> **What the exercise asks**:
Transcribe the lines below verbatim, skipping the images.

****************************************

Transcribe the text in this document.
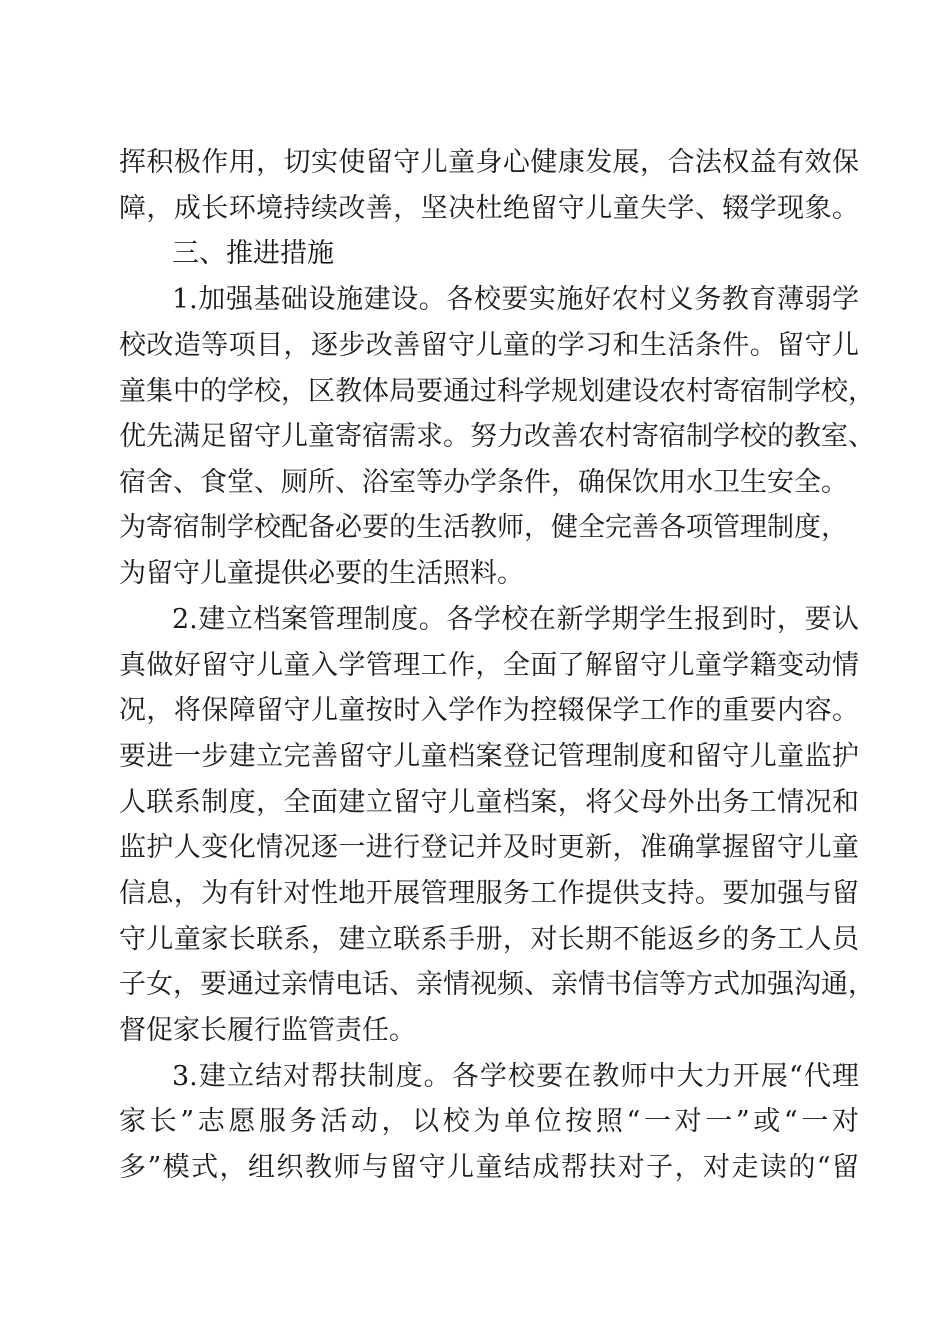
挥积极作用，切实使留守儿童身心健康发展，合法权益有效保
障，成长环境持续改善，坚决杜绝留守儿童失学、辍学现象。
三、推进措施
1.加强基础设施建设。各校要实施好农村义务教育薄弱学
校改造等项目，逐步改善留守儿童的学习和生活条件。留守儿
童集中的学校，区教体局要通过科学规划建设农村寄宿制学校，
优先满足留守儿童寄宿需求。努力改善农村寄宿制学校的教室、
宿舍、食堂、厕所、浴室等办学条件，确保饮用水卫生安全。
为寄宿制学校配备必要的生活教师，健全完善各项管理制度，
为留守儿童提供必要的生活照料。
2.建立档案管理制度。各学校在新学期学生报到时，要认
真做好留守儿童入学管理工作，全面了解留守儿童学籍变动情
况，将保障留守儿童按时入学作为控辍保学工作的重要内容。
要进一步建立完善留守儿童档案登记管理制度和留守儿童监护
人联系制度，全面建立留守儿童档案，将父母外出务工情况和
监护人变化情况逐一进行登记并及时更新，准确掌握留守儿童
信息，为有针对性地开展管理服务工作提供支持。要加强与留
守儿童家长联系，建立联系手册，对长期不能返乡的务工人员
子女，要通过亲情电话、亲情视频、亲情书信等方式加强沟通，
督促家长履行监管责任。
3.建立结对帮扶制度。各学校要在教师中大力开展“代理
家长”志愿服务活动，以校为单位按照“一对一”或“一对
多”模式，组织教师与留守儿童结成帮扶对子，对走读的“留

****************************************

> **Answer below**:
Transcribe the text in this document.
挥积极作用，切实使留守儿童身心健康发展，合法权益有效保
障，成长环境持续改善，坚决杜绝留守儿童失学、辍学现象。
三、推进措施
1.加强基础设施建设。各校要实施好农村义务教育薄弱学
校改造等项目，逐步改善留守儿童的学习和生活条件。留守儿
童集中的学校，区教体局要通过科学规划建设农村寄宿制学校，
优先满足留守儿童寄宿需求。努力改善农村寄宿制学校的教室、
宿舍、食堂、厕所、浴室等办学条件，确保饮用水卫生安全。
为寄宿制学校配备必要的生活教师，健全完善各项管理制度，
为留守儿童提供必要的生活照料。
2.建立档案管理制度。各学校在新学期学生报到时，要认
真做好留守儿童入学管理工作，全面了解留守儿童学籍变动情
况，将保障留守儿童按时入学作为控辍保学工作的重要内容。
要进一步建立完善留守儿童档案登记管理制度和留守儿童监护
人联系制度，全面建立留守儿童档案，将父母外出务工情况和
监护人变化情况逐一进行登记并及时更新，准确掌握留守儿童
信息，为有针对性地开展管理服务工作提供支持。要加强与留
守儿童家长联系，建立联系手册，对长期不能返乡的务工人员
子女，要通过亲情电话、亲情视频、亲情书信等方式加强沟通，
督促家长履行监管责任。
3.建立结对帮扶制度。各学校要在教师中大力开展“代理
家长”志愿服务活动，以校为单位按照“一对一”或“一对
多”模式，组织教师与留守儿童结成帮扶对子，对走读的“留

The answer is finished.